---- Records for this exercise

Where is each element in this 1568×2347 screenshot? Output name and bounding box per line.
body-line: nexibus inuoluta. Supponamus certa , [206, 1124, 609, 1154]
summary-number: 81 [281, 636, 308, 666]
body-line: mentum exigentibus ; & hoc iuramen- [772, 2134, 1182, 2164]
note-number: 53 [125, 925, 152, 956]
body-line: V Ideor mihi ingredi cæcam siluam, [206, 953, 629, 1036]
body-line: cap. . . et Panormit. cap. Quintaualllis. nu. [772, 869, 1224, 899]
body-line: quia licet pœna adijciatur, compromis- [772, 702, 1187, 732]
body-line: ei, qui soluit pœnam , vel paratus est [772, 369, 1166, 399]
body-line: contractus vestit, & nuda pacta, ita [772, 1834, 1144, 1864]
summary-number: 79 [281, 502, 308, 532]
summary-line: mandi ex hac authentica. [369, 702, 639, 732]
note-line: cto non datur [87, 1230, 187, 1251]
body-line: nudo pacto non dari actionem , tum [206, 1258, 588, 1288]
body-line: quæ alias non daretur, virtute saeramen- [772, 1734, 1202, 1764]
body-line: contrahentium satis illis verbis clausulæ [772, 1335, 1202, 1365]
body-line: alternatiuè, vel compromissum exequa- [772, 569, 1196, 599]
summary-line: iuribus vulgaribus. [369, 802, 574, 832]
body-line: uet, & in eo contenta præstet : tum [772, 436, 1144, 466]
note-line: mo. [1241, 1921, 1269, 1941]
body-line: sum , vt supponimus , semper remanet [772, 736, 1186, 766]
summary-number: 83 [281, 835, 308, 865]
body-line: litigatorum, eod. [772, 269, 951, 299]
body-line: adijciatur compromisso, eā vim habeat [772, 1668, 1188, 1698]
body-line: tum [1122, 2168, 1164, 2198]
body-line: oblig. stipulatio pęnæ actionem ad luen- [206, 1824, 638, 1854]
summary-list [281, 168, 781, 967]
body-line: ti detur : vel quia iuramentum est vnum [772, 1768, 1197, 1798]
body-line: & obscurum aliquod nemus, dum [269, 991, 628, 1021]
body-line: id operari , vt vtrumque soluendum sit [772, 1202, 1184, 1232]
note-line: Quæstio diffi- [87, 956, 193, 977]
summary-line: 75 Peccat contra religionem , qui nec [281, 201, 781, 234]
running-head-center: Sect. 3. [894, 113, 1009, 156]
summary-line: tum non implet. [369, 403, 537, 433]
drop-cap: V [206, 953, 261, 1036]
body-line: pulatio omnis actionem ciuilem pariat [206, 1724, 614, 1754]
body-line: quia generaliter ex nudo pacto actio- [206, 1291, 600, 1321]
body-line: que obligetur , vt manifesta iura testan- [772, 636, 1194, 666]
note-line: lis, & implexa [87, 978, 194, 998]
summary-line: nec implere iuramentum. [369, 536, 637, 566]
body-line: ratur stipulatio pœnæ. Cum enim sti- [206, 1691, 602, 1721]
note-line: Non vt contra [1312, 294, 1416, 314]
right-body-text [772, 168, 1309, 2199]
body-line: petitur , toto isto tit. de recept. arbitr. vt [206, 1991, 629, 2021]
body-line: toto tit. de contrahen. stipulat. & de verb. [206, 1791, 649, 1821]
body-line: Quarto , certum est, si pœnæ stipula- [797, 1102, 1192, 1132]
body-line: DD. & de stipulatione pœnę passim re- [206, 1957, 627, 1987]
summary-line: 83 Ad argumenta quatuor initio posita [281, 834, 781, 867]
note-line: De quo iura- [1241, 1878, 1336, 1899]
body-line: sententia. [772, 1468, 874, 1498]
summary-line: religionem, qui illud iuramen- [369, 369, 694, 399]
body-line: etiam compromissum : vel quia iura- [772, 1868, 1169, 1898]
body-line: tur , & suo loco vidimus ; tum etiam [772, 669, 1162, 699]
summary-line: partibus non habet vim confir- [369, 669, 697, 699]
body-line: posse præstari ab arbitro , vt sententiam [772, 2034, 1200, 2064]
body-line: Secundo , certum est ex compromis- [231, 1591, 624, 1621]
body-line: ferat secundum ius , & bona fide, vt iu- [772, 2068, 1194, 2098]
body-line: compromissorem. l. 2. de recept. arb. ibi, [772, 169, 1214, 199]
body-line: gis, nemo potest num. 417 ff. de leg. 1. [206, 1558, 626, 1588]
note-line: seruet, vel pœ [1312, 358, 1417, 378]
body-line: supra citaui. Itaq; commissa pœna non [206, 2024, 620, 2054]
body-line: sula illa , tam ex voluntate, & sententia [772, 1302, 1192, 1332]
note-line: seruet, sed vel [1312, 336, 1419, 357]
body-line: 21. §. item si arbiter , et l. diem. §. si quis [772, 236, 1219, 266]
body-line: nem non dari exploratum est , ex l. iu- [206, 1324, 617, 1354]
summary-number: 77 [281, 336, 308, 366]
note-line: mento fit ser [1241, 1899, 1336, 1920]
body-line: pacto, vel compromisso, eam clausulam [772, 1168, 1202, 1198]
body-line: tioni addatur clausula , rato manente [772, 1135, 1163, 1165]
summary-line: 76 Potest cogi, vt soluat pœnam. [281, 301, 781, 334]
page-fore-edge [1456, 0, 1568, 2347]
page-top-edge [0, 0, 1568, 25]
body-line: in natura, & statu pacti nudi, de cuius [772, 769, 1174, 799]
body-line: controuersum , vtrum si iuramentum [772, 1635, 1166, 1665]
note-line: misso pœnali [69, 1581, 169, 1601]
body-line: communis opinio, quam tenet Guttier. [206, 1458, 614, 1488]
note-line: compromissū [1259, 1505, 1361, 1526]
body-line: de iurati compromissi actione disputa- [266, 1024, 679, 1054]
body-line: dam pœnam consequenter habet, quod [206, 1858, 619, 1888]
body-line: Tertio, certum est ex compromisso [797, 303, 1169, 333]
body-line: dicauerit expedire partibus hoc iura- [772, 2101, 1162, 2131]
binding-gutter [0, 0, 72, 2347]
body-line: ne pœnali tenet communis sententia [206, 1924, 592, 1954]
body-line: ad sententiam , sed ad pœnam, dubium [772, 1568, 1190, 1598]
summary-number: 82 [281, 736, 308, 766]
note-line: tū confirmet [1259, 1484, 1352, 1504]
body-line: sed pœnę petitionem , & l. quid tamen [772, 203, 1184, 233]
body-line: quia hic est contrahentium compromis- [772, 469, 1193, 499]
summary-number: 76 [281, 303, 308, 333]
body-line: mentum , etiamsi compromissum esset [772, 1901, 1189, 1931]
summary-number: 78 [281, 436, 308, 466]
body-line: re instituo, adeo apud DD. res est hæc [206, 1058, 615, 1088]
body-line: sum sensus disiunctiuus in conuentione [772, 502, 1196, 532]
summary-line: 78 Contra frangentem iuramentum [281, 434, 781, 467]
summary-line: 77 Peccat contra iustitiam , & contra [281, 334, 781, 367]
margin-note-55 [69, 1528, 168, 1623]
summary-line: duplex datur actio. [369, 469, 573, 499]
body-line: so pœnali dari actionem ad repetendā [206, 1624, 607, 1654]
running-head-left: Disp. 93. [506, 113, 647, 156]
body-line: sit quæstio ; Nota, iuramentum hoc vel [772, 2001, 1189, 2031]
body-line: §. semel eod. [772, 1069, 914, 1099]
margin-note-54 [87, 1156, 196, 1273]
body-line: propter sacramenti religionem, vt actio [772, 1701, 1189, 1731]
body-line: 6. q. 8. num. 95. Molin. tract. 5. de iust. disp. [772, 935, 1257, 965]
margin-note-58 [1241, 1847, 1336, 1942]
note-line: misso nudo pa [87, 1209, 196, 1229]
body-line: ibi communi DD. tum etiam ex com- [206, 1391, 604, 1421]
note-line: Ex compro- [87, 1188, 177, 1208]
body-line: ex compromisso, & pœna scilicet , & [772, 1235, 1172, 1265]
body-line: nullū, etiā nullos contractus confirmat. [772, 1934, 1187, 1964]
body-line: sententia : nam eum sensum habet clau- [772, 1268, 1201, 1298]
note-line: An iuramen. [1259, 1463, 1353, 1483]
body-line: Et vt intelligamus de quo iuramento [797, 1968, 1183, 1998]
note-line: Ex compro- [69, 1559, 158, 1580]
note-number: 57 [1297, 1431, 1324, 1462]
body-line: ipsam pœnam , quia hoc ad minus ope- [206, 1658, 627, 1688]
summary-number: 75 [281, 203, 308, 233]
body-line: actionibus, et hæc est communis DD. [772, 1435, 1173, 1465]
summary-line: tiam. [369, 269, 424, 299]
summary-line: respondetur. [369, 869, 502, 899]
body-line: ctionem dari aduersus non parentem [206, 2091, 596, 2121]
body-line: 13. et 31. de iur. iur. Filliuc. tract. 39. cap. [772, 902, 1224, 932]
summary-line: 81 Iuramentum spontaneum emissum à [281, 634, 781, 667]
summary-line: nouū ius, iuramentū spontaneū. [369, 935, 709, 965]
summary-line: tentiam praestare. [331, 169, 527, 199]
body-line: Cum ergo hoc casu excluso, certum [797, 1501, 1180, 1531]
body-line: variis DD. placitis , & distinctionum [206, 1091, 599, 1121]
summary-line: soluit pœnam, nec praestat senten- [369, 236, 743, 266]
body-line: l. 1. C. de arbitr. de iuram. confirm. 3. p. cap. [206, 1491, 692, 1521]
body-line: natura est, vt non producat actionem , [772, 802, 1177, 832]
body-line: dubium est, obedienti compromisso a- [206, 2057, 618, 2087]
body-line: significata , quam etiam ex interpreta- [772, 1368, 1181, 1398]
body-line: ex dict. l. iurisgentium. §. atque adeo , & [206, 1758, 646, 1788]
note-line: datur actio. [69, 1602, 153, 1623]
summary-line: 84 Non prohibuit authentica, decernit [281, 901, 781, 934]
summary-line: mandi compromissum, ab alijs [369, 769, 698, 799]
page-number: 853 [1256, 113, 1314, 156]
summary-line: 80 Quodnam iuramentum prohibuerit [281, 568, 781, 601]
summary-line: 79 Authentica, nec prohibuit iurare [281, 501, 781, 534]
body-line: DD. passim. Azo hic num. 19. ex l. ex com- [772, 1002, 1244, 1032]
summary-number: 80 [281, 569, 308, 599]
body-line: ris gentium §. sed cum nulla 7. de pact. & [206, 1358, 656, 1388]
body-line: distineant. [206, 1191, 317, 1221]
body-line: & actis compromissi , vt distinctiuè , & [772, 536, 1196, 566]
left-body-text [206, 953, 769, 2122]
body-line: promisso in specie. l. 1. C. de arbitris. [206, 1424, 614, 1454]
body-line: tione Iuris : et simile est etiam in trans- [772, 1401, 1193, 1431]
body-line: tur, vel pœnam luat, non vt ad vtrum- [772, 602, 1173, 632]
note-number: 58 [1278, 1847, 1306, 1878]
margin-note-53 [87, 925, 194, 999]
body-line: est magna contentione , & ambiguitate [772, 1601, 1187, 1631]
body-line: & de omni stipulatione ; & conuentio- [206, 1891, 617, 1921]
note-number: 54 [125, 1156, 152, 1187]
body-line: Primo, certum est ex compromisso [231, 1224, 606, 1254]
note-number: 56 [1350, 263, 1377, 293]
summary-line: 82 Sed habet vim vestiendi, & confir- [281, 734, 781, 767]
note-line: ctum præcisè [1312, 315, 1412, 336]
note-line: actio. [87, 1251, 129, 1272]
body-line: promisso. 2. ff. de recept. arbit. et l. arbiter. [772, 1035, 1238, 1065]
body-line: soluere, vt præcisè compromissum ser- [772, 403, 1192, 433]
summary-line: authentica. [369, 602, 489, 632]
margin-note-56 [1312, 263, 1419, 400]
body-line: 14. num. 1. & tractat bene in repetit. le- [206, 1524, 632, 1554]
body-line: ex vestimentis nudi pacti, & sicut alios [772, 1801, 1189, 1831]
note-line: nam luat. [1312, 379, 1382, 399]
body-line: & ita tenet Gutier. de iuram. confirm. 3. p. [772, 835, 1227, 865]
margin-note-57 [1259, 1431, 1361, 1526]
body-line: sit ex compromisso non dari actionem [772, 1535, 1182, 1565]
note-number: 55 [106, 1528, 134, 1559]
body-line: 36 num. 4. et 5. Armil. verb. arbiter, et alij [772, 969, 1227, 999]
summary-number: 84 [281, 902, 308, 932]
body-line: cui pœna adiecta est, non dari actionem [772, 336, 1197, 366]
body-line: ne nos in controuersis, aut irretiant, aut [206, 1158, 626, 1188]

--------

## Work to be completed
Please reproduce the rows word for word, from the first row through the row containing "body-line: oblig. stipulatio", including both ends.

## Response
Where is each element in this 1568×2347 screenshot? Output name and bounding box per line.
body-line: nexibus inuoluta. Supponamus certa , [206, 1124, 609, 1154]
summary-number: 81 [281, 636, 308, 666]
body-line: mentum exigentibus ; & hoc iuramen- [772, 2134, 1182, 2164]
note-number: 53 [125, 925, 152, 956]
body-line: V Ideor mihi ingredi cæcam siluam, [206, 953, 629, 1036]
body-line: cap. . . et Panormit. cap. Quintaualllis. nu. [772, 869, 1224, 899]
body-line: quia licet pœna adijciatur, compromis- [772, 702, 1187, 732]
body-line: ei, qui soluit pœnam , vel paratus est [772, 369, 1166, 399]
body-line: contractus vestit, & nuda pacta, ita [772, 1834, 1144, 1864]
summary-number: 79 [281, 502, 308, 532]
summary-line: mandi ex hac authentica. [369, 702, 639, 732]
note-line: cto non datur [87, 1230, 187, 1251]
body-line: nudo pacto non dari actionem , tum [206, 1258, 588, 1288]
body-line: quæ alias non daretur, virtute saeramen- [772, 1734, 1202, 1764]
body-line: contrahentium satis illis verbis clausulæ [772, 1335, 1202, 1365]
body-line: alternatiuè, vel compromissum exequa- [772, 569, 1196, 599]
summary-line: iuribus vulgaribus. [369, 802, 574, 832]
body-line: uet, & in eo contenta præstet : tum [772, 436, 1144, 466]
note-line: mo. [1241, 1921, 1269, 1941]
body-line: sum , vt supponimus , semper remanet [772, 736, 1186, 766]
summary-number: 83 [281, 835, 308, 865]
body-line: litigatorum, eod. [772, 269, 951, 299]
body-line: adijciatur compromisso, eā vim habeat [772, 1668, 1188, 1698]
body-line: tum [1122, 2168, 1164, 2198]
body-line: oblig. stipulatio pęnæ actionem ad luen- [206, 1824, 638, 1854]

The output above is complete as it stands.